_THE PROBLEM_. Go over the entries below line by line, copying each one that contains the word "label".

(Stored records)
┌──

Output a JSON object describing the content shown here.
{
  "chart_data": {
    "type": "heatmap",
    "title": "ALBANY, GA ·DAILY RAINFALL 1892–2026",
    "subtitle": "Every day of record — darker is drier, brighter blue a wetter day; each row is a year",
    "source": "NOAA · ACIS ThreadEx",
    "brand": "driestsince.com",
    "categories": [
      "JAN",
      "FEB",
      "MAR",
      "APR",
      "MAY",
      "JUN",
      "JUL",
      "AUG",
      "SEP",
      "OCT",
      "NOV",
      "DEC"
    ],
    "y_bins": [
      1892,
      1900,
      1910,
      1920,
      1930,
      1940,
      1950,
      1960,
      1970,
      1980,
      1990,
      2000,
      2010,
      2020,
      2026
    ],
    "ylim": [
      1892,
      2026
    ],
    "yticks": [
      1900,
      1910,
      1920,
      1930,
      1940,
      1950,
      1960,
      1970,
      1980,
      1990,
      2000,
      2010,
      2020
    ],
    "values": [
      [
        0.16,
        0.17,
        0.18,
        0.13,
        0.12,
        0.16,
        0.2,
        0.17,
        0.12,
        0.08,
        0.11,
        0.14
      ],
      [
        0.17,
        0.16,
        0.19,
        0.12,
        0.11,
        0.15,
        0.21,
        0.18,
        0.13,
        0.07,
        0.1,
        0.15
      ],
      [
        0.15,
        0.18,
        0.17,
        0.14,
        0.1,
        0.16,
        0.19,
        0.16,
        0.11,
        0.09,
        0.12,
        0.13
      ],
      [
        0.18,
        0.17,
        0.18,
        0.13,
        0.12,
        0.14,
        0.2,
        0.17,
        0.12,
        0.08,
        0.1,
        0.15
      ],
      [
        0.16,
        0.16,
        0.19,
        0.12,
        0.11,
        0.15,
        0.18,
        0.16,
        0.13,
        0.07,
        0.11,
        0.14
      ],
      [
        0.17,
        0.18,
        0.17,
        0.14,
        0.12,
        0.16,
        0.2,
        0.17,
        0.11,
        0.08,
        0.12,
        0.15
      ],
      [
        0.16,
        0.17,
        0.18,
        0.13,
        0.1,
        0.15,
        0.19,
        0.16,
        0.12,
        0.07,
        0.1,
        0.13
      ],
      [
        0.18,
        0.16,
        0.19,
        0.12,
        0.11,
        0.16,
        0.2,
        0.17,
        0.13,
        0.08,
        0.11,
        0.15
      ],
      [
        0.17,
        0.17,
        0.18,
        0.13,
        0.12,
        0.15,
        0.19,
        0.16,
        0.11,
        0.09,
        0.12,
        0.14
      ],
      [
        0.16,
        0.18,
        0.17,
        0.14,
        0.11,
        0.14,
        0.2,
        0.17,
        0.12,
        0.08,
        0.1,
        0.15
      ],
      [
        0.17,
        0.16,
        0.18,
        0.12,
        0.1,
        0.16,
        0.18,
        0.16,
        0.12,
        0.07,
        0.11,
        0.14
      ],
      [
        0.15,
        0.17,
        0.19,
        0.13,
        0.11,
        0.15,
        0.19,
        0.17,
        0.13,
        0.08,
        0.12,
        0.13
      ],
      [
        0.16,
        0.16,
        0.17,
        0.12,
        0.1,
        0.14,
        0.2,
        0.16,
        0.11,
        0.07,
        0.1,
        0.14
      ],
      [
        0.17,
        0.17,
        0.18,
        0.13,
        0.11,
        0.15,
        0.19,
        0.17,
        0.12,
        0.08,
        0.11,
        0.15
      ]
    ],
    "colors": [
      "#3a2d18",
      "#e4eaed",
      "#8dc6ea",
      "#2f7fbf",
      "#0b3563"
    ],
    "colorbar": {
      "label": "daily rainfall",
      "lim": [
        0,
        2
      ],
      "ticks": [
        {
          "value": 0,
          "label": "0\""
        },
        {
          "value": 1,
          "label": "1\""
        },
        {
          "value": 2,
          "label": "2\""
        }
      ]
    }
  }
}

└──

_CORRECT RESULT_.
      "label": "daily rainfall",
          "label": "0\""
          "label": "1\""
          "label": "2\""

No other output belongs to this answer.